INSTRUCTION ::
Rewrite the entries from the first line through the line that contains "scale-label: 500 [668, 1047, 708, 1071]", swapping every "scale-segment" for "scale-block" and leaving all else as it stands.
[Begin]
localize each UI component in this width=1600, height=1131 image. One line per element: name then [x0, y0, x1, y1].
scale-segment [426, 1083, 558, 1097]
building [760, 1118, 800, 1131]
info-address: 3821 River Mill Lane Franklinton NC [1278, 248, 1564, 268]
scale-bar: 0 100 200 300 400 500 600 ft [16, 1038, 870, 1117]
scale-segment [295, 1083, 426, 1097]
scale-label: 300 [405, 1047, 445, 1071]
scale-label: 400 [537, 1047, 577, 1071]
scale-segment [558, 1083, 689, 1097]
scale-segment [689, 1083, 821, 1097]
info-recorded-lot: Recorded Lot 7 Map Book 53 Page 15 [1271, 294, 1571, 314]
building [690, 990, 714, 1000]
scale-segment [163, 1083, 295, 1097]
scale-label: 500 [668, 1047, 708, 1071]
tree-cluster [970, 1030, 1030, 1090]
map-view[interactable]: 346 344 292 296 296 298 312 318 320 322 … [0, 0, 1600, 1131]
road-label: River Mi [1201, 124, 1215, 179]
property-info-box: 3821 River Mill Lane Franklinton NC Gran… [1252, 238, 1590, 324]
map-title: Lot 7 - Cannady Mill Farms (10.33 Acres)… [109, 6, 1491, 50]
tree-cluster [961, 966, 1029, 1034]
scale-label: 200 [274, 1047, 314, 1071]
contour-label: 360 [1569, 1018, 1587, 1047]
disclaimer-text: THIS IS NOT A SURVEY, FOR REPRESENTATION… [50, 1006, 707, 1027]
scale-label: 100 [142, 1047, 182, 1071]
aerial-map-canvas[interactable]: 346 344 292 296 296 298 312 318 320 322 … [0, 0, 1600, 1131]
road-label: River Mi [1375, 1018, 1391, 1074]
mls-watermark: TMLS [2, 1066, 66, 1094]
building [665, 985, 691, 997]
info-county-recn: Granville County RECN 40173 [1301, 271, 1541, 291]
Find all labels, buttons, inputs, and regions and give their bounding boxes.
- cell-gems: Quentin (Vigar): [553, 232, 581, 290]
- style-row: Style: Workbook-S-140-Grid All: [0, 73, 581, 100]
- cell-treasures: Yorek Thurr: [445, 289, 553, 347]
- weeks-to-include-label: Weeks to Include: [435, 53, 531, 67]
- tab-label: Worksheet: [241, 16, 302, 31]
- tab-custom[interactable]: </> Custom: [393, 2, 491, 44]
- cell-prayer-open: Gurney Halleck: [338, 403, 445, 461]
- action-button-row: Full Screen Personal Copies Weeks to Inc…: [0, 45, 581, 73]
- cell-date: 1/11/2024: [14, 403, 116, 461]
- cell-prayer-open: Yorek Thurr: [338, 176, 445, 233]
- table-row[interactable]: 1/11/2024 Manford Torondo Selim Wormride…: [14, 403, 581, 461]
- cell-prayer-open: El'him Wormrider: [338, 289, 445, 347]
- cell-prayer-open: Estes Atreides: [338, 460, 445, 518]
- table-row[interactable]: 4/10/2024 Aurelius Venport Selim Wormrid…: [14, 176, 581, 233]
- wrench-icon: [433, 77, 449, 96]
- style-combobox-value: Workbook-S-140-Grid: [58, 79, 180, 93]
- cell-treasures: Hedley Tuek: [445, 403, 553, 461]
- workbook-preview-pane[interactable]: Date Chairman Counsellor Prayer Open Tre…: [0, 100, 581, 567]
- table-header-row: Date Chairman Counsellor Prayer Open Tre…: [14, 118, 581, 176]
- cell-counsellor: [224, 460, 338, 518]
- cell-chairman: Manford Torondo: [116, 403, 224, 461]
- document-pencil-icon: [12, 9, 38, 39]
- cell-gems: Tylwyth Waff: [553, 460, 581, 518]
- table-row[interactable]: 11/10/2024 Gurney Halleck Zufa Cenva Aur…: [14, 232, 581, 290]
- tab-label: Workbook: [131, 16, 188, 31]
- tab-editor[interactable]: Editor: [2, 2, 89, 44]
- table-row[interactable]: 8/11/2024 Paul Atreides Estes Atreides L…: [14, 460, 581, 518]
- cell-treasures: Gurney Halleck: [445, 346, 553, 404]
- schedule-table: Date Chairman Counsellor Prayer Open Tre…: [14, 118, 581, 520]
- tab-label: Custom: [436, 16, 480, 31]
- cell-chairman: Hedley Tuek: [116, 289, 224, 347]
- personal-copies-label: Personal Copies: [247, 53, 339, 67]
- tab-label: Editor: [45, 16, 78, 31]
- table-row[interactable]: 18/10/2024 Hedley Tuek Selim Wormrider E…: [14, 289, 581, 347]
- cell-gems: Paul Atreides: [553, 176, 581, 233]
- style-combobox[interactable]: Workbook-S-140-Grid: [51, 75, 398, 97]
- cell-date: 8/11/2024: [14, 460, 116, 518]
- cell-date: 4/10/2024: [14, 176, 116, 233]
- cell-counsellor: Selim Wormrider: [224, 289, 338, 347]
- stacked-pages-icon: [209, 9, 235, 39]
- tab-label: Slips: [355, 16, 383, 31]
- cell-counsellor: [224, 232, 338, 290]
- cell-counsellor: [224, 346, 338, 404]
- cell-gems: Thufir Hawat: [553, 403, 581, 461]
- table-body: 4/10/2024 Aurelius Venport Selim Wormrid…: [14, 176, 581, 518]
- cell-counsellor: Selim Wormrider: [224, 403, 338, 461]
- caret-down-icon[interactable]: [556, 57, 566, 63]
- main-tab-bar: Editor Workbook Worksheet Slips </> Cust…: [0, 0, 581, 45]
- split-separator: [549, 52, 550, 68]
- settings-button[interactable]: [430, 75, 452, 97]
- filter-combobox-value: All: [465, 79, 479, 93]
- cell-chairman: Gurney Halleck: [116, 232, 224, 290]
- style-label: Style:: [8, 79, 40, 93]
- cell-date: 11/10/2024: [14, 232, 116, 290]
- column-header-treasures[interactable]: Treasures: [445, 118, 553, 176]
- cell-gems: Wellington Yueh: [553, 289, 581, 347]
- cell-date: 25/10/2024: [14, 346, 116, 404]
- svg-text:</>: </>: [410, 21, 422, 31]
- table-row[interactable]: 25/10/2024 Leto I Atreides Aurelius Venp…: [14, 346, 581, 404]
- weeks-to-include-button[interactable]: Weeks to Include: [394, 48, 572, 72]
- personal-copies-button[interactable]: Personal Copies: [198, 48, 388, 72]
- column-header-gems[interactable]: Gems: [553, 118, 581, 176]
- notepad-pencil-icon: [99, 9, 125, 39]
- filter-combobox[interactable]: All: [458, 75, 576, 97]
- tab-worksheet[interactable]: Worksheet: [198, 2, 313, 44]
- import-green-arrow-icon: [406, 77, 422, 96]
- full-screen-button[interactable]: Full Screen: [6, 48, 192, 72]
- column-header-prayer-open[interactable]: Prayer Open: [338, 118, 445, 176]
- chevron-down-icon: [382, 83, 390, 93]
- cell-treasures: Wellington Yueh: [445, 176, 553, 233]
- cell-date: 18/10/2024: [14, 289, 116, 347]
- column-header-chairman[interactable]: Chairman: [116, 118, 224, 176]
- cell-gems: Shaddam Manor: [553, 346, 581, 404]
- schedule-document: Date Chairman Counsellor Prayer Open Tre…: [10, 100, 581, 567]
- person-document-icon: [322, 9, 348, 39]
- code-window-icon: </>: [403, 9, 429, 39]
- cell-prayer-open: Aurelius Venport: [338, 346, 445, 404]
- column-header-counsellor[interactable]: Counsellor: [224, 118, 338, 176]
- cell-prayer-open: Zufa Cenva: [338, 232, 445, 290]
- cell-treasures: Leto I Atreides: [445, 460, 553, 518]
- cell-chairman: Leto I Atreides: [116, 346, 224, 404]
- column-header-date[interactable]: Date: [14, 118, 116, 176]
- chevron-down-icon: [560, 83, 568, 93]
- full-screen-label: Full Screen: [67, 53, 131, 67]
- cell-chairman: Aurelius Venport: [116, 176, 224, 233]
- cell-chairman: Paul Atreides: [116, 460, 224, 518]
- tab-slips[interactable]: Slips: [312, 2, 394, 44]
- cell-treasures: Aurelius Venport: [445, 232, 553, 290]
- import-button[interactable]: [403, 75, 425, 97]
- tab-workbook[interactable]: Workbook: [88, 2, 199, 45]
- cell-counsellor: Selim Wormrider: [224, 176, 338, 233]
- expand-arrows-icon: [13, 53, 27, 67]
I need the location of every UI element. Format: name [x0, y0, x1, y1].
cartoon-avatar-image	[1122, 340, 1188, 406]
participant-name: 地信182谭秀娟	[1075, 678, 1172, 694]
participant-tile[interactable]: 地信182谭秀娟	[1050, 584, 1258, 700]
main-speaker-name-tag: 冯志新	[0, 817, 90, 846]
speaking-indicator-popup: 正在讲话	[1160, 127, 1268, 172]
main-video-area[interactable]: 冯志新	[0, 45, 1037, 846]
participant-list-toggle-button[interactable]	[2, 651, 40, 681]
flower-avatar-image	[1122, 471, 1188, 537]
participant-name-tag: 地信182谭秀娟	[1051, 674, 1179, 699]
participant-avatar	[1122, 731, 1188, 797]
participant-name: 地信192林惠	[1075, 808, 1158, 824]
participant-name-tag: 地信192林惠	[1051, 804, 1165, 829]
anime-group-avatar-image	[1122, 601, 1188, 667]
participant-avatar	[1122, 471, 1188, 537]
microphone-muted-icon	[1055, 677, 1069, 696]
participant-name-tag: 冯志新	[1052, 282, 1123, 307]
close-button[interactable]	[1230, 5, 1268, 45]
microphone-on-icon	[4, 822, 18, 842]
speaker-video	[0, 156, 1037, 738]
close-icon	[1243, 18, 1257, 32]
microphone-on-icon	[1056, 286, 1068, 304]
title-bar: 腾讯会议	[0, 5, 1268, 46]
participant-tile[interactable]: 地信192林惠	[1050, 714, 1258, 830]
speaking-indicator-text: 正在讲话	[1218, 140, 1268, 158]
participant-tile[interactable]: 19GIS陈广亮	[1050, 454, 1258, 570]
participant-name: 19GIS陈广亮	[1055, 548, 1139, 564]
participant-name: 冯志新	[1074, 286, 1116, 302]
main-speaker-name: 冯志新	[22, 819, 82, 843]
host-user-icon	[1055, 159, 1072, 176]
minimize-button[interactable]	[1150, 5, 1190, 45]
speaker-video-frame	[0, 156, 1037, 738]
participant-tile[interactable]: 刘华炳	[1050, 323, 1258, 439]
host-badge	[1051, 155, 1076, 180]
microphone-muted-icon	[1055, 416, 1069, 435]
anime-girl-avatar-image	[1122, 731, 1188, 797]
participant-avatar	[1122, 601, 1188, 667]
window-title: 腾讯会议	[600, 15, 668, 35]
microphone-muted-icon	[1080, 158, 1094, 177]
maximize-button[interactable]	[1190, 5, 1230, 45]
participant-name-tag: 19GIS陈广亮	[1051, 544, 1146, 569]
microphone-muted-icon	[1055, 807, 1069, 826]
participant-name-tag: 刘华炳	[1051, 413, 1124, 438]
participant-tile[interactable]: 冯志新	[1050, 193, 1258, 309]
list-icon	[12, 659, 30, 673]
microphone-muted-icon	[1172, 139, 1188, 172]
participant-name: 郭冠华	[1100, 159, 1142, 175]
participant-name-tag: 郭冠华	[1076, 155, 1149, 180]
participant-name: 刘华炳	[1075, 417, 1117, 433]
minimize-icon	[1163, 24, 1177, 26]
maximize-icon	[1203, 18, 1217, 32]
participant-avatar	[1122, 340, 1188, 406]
[End]
EXERCISE SOLUTION ::
localize each UI component in this width=1600, height=1131 image. One line per element: name then [x0, y0, x1, y1].
scale-block [426, 1083, 558, 1097]
building [760, 1118, 800, 1131]
info-address: 3821 River Mill Lane Franklinton NC [1278, 248, 1564, 268]
scale-bar: 0 100 200 300 400 500 600 ft [16, 1038, 870, 1117]
scale-block [295, 1083, 426, 1097]
scale-label: 300 [405, 1047, 445, 1071]
scale-label: 400 [537, 1047, 577, 1071]
scale-block [558, 1083, 689, 1097]
scale-block [689, 1083, 821, 1097]
info-recorded-lot: Recorded Lot 7 Map Book 53 Page 15 [1271, 294, 1571, 314]
building [690, 990, 714, 1000]
scale-block [163, 1083, 295, 1097]
scale-label: 500 [668, 1047, 708, 1071]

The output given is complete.